start PROVIDED RECORDS
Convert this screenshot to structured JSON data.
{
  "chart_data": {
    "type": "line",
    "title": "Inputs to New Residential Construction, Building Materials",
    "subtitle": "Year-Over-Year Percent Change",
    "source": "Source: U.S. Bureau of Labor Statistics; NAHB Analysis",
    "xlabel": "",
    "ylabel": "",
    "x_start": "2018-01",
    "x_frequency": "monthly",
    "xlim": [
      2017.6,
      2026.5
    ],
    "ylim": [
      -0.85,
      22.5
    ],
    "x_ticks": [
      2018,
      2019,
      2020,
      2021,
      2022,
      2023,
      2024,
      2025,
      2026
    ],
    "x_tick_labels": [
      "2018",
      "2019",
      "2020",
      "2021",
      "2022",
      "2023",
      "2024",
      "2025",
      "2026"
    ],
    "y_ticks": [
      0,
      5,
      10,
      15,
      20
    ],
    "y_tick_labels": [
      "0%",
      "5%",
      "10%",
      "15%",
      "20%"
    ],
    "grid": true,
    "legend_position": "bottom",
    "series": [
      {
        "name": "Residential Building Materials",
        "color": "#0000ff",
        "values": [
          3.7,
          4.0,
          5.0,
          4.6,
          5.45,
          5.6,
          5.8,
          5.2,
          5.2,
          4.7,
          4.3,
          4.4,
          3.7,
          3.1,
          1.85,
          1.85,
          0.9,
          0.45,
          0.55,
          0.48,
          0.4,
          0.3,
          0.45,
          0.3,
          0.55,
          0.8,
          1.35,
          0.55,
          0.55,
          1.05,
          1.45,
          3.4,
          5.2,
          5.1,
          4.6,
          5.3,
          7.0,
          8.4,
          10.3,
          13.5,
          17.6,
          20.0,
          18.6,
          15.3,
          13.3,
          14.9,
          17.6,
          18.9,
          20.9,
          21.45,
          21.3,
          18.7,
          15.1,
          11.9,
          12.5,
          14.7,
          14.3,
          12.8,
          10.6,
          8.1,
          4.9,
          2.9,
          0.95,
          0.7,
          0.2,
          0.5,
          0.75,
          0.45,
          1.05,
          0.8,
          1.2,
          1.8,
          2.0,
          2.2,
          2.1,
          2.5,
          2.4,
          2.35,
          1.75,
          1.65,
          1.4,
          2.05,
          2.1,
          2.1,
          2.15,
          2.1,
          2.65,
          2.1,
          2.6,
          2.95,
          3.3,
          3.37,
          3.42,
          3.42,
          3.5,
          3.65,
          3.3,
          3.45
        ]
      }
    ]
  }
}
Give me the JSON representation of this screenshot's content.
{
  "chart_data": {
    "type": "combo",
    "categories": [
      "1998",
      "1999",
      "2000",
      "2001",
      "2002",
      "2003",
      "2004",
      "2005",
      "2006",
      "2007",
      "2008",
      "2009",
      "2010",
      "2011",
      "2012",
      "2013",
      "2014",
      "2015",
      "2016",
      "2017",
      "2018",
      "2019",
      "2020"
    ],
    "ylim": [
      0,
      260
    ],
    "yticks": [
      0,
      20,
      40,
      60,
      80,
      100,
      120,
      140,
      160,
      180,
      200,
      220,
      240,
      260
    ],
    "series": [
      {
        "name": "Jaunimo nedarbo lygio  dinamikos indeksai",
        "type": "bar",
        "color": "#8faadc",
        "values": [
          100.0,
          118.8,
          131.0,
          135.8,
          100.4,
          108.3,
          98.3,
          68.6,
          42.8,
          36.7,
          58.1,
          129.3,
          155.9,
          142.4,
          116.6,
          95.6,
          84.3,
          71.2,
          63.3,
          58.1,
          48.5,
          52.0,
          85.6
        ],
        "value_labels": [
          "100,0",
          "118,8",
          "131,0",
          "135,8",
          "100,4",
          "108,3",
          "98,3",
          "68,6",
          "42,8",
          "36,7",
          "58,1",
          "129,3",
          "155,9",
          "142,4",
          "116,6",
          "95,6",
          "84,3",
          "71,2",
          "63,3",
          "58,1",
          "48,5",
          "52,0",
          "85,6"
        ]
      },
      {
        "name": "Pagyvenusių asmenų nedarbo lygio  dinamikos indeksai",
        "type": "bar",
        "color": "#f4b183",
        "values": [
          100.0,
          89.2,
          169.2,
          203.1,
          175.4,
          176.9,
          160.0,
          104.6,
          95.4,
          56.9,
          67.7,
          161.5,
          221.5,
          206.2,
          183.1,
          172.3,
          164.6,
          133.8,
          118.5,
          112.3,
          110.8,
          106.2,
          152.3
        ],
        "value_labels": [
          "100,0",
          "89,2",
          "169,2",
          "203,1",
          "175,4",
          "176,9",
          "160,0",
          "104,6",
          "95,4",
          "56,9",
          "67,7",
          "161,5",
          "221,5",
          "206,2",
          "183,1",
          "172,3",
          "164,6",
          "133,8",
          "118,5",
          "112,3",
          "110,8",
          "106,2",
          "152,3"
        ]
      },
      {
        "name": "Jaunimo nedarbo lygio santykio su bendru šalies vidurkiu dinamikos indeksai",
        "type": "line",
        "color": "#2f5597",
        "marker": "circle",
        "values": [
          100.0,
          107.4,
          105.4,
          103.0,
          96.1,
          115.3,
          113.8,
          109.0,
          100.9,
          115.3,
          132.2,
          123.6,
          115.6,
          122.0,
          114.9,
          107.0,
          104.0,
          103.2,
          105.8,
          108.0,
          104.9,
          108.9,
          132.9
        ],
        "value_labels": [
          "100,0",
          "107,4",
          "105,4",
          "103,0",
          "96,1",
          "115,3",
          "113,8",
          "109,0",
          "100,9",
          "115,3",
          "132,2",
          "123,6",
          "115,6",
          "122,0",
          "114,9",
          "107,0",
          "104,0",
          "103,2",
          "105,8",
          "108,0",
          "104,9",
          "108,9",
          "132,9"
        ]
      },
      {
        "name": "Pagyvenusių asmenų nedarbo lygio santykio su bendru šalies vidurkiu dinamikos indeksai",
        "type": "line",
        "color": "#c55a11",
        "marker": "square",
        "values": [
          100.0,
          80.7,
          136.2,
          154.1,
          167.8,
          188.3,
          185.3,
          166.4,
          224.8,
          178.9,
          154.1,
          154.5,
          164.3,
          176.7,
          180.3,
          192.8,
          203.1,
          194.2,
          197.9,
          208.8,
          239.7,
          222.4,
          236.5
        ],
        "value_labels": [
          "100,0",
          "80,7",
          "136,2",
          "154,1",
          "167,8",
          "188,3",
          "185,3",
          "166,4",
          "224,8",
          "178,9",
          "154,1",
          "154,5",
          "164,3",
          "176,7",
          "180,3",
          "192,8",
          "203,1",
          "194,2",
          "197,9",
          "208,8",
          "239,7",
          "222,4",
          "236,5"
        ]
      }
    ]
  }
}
end PROVIDED RECORDS
### TASK INSTRUCTIONS:
Scan the material above for the string "this" and report each line where you find it.

### WRITTEN ANSWER:
Convert this screenshot to structured JSON data.
Give me the JSON representation of this screenshot's content.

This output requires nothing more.